AIM: In the material below, find all lines with the string "ChZT" and copy them.

DATASET:
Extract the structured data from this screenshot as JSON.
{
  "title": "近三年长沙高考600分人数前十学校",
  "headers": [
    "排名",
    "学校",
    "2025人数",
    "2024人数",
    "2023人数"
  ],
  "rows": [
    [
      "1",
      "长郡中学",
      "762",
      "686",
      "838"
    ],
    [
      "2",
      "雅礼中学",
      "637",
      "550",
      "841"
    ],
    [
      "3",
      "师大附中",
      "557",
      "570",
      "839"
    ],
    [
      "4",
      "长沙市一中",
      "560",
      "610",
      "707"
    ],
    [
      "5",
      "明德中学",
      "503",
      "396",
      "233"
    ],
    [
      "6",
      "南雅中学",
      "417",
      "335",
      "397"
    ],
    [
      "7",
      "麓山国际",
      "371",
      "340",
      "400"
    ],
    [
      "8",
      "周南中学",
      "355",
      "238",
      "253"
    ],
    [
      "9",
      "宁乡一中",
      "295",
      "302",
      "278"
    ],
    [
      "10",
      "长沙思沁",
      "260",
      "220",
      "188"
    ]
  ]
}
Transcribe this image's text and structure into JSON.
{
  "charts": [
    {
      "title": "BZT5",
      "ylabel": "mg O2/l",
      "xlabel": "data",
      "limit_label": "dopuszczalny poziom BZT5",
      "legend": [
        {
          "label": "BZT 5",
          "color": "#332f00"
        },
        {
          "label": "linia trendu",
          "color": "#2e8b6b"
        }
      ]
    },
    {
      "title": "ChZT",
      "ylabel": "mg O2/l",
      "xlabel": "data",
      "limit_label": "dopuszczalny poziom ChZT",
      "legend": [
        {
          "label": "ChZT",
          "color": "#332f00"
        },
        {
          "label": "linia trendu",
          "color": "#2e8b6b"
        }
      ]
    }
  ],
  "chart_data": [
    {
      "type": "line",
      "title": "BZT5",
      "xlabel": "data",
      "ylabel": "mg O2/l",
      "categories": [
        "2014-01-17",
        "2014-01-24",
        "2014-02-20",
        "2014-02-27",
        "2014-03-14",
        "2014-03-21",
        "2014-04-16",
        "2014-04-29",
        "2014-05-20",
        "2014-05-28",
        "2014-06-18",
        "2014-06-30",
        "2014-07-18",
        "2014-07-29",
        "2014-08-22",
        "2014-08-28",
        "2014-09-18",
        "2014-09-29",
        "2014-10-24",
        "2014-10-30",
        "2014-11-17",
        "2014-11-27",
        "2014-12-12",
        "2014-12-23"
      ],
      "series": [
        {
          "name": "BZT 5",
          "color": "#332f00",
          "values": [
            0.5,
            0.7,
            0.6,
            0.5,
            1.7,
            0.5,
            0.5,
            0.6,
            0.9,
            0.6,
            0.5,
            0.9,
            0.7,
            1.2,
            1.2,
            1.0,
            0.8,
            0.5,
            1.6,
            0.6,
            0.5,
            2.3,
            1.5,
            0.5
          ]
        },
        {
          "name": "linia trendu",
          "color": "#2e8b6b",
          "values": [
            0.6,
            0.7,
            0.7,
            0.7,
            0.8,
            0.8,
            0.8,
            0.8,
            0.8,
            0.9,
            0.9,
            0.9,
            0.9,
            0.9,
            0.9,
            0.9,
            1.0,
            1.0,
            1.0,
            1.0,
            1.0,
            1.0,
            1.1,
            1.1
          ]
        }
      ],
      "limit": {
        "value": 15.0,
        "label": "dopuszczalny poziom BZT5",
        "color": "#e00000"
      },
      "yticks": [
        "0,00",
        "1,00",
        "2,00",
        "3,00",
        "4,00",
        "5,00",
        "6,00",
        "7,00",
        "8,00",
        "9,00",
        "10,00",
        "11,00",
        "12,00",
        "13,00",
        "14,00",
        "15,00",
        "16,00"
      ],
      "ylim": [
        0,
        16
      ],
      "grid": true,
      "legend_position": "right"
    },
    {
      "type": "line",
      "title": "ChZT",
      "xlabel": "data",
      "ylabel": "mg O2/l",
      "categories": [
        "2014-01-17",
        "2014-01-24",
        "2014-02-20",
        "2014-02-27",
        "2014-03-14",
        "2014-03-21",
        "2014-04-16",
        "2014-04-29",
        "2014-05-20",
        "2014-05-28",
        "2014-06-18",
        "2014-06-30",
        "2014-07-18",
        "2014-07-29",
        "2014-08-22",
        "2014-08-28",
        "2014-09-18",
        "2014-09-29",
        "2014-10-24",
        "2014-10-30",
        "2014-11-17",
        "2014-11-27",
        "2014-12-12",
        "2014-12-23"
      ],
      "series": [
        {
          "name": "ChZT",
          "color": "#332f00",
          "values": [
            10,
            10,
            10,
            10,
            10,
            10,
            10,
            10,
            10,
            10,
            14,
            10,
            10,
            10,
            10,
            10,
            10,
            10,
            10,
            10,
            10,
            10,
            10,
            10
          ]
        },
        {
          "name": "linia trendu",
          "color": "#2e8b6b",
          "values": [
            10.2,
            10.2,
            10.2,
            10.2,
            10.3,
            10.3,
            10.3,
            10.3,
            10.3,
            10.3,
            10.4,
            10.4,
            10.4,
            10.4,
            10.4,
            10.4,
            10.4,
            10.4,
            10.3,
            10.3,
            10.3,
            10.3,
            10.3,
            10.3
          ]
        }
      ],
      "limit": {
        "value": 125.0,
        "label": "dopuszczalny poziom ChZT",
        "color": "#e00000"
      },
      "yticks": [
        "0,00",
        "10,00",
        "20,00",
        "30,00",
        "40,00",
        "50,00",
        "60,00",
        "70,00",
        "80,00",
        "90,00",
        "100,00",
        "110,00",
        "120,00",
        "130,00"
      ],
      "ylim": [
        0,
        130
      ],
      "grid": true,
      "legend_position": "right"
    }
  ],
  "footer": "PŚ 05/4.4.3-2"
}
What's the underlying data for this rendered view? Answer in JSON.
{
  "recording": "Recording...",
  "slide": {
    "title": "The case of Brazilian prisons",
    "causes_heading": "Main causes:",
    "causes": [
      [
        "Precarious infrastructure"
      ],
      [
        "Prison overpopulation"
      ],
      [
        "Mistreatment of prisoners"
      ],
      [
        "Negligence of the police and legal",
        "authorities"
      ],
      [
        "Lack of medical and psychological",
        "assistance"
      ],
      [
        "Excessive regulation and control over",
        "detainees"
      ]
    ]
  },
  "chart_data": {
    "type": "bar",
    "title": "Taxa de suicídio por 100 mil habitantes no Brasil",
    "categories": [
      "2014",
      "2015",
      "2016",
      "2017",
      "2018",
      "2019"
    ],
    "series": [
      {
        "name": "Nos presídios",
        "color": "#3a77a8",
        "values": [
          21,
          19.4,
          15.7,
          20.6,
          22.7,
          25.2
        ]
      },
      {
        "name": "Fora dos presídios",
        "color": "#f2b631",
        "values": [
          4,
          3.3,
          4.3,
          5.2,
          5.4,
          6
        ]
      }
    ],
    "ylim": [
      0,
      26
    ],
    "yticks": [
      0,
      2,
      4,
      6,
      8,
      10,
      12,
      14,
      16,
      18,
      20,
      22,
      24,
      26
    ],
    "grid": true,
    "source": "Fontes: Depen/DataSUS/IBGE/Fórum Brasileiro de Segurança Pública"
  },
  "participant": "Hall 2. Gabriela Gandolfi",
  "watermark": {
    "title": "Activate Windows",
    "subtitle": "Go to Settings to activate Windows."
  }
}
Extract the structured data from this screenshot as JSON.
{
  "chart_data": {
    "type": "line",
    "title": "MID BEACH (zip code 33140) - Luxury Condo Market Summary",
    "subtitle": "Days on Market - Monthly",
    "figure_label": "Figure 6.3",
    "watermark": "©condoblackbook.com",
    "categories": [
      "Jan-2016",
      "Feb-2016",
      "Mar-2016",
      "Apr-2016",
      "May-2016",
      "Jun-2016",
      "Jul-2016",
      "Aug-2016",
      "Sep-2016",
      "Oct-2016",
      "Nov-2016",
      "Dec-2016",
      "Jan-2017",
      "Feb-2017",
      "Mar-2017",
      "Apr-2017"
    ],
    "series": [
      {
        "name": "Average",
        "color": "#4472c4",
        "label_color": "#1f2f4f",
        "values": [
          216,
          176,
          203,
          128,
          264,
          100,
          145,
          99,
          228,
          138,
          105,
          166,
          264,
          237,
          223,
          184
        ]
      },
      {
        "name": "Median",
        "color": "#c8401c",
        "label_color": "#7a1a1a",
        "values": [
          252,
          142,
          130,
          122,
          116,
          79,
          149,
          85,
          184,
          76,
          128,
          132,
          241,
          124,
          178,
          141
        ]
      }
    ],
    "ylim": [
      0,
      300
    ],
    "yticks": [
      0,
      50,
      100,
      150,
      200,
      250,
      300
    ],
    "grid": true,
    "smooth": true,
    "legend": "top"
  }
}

TASK RESPONSE:
      "title": "ChZT",
      "limit_label": "dopuszczalny poziom ChZT",
          "label": "ChZT",
      "title": "ChZT",
          "name": "ChZT",
        "label": "dopuszczalny poziom ChZT",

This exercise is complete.